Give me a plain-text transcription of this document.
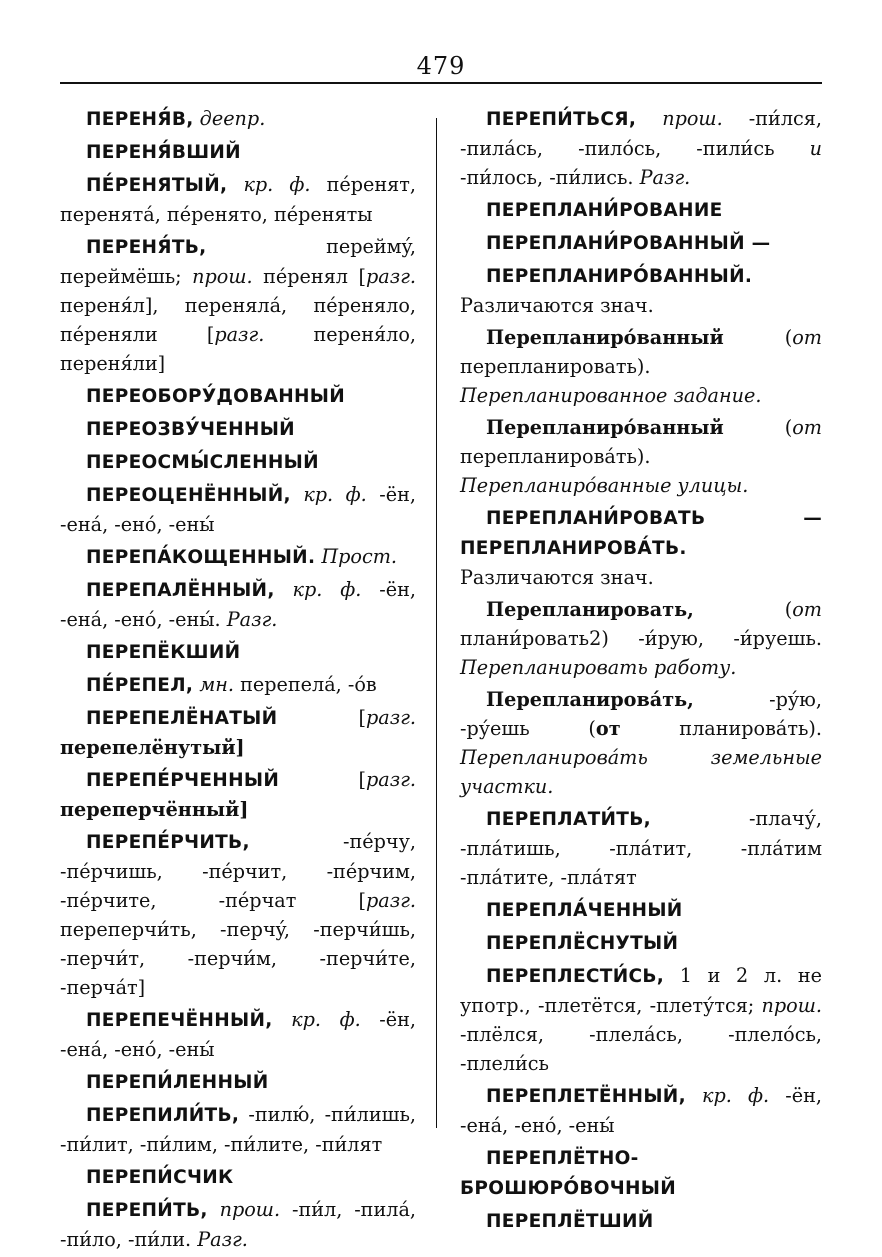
479

ПЕРЕНЯ́В, деепр.

ПЕРЕНЯ́ВШИЙ

ПЕ́РЕНЯТЫЙ, кр. ф. пе́ренят, перенята́, пе́ренято, пе́реняты

ПЕРЕНЯ́ТЬ, переймý, переймёшь; прош. пе́ренял [разг. переня́л], переняла́, пе́реняло, пе́реняли [разг. переня́ло, переня́ли]

ПЕРЕОБОРУ́ДОВАННЫЙ

ПЕРЕОЗВУ́ЧЕННЫЙ

ПЕРЕОСМЫ́СЛЕННЫЙ

ПЕРЕОЦЕНЁННЫЙ, кр. ф. -ён, -ена́, -ено́, -ены́

ПЕРЕПА́КОЩЕННЫЙ. Прост.

ПЕРЕПАЛЁННЫЙ, кр. ф. -ён, -ена́, -ено́, -ены́. Разг.

ПЕРЕПЁКШИЙ

ПЕ́РЕПЕЛ, мн. перепела́, -о́в

ПЕРЕПЕЛЁНАТЫЙ [разг. перепелёнутый]

ПЕРЕПЕ́РЧЕННЫЙ [разг. переперчённый]

ПЕРЕПЕ́РЧИТЬ, -пе́рчу, -пе́рчишь, -пе́рчит, -пе́рчим, -пе́рчите, -пе́рчат [разг. переперчи́ть, -перчý, -перчи́шь, -перчи́т, -перчи́м, -перчи́те, -перча́т]

ПЕРЕПЕЧЁННЫЙ, кр. ф. -ён, -ена́, -ено́, -ены́

ПЕРЕПИ́ЛЕННЫЙ

ПЕРЕПИЛИ́ТЬ, -пилю́, -пи́лишь, -пи́лит, -пи́лим, -пи́лите, -пи́лят

ПЕРЕПИ́СЧИК

ПЕРЕПИ́ТЬ, прош. -пи́л, -пила́, -пи́ло, -пи́ли. Разг.

ПЕРЕПИ́ТЬСЯ, прош. -пи́лся, -пила́сь, -пило́сь, -пили́сь и -пи́лось, -пи́лись. Разг.

ПЕРЕПЛАНИ́РОВАНИЕ

ПЕРЕПЛАНИ́РОВАННЫЙ —

ПЕРЕПЛАНИРО́ВАННЫЙ. Различаются знач.

Перепланиро́ванный (от перепланировать). Перепланированное задание.

Перепланиро́ванный (от перепланирова́ть). Перепланиро́ванные улицы.

ПЕРЕПЛАНИ́РОВАТЬ — ПЕРЕПЛАНИРОВА́ТЬ. Различаются знач.

Перепланировать, (от плани́ровать2) -и́рую, -и́руешь. Перепланировать работу.

Перепланирова́ть, -ру́ю, -ру́ешь (от планирова́ть). Перепланирова́ть земельные участки.

ПЕРЕПЛАТИ́ТЬ, -плачу́, -пла́тишь, -пла́тит, -пла́тим -пла́тите, -пла́тят

ПЕРЕПЛА́ЧЕННЫЙ

ПЕРЕПЛЁСНУТЫЙ

ПЕРЕПЛЕСТИ́СЬ, 1 и 2 л. не употр., -плетётся, -плету́тся; прош. -плёлся, -плела́сь, -плело́сь, -плели́сь

ПЕРЕПЛЕТЁННЫЙ, кр. ф. -ён, -ена́, -ено́, -ены́

ПЕРЕПЛЁТНО-БРОШЮРО́ВОЧНЫЙ

ПЕРЕПЛЁТШИЙ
::::::::::
### Your goal:
Filter for "пила". Return all lines that hold it.

### Exercise solution:
ПЕРЕПИ́ТЬ, прош. -пи́л, -пила́, -пи́ло, -пи́ли. Разг.
ПЕРЕПИ́ТЬСЯ, прош. -пи́лся, -пила́сь, -пило́сь, -пили́сь и -пи́лось, -пи́лись. Разг.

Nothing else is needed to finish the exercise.